------ Input
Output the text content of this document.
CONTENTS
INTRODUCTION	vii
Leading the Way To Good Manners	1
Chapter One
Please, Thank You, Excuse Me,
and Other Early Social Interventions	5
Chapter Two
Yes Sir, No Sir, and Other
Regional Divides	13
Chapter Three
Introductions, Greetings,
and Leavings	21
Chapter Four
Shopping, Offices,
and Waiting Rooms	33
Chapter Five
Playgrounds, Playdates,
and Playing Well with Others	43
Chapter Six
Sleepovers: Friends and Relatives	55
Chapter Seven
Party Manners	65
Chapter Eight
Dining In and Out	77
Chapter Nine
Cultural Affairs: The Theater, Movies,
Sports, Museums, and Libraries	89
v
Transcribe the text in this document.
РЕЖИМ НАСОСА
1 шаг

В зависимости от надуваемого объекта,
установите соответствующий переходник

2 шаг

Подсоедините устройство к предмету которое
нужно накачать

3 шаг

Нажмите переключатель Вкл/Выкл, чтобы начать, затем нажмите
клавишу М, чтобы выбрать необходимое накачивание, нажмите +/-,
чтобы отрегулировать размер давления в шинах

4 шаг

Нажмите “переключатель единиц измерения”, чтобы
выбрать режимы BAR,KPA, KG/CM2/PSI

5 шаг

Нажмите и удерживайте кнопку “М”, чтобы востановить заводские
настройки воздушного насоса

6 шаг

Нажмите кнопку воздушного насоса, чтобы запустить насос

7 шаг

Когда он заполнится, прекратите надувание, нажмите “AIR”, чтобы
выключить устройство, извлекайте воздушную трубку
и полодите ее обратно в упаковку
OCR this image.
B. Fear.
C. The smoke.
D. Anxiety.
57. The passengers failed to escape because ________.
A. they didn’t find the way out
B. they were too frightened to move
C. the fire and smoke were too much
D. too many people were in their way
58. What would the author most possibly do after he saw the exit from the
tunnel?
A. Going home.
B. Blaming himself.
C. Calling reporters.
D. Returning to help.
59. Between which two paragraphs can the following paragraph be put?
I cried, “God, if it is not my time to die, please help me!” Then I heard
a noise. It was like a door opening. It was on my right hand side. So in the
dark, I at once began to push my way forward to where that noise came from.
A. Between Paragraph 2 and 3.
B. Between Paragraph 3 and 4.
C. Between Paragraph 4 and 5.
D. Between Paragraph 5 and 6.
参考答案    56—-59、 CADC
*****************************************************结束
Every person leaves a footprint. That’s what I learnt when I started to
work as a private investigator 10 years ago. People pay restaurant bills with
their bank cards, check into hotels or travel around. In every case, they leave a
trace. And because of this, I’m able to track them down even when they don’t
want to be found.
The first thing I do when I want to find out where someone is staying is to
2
------------
Problem to work on
Reproduce each line verbatim.

Written response
Output the text content of this document.
CONTENTS
INTRODUCTION	vii
Leading the Way To Good Manners	1
Chapter One
Please, Thank You, Excuse Me,
and Other Early Social Interventions	5
Chapter Two
Yes Sir, No Sir, and Other
Regional Divides	13
Chapter Three
Introductions, Greetings,
and Leavings	21
Chapter Four
Shopping, Offices,
and Waiting Rooms	33
Chapter Five
Playgrounds, Playdates,
and Playing Well with Others	43
Chapter Six
Sleepovers: Friends and Relatives	55
Chapter Seven
Party Manners	65
Chapter Eight
Dining In and Out	77
Chapter Nine
Cultural Affairs: The Theater, Movies,
Sports, Museums, and Libraries	89
v
Transcribe the text in this document.
РЕЖИМ НАСОСА
1 шаг

В зависимости от надуваемого объекта,
установите соответствующий переходник

2 шаг

Подсоедините устройство к предмету которое
нужно накачать

3 шаг

Нажмите переключатель Вкл/Выкл, чтобы начать, затем нажмите
клавишу М, чтобы выбрать необходимое накачивание, нажмите +/-,
чтобы отрегулировать размер давления в шинах

4 шаг

Нажмите “переключатель единиц измерения”, чтобы
выбрать режимы BAR,KPA, KG/CM2/PSI

5 шаг

Нажмите и удерживайте кнопку “М”, чтобы востановить заводские
настройки воздушного насоса

6 шаг

Нажмите кнопку воздушного насоса, чтобы запустить насос

7 шаг

Когда он заполнится, прекратите надувание, нажмите “AIR”, чтобы
выключить устройство, извлекайте воздушную трубку
и полодите ее обратно в упаковку
OCR this image.
B. Fear.
C. The smoke.
D. Anxiety.
57. The passengers failed to escape because ________.
A. they didn’t find the way out
B. they were too frightened to move
C. the fire and smoke were too much
D. too many people were in their way
58. What would the author most possibly do after he saw the exit from the
tunnel?
A. Going home.
B. Blaming himself.
C. Calling reporters.
D. Returning to help.
59. Between which two paragraphs can the following paragraph be put?
I cried, “God, if it is not my time to die, please help me!” Then I heard
a noise. It was like a door opening. It was on my right hand side. So in the
dark, I at once began to push my way forward to where that noise came from.
A. Between Paragraph 2 and 3.
B. Between Paragraph 3 and 4.
C. Between Paragraph 4 and 5.
D. Between Paragraph 5 and 6.
参考答案    56—-59、 CADC
*****************************************************结束
Every person leaves a footprint. That’s what I learnt when I started to
work as a private investigator 10 years ago. People pay restaurant bills with
their bank cards, check into hotels or travel around. In every case, they leave a
trace. And because of this, I’m able to track them down even when they don’t
want to be found.
The first thing I do when I want to find out where someone is staying is to
2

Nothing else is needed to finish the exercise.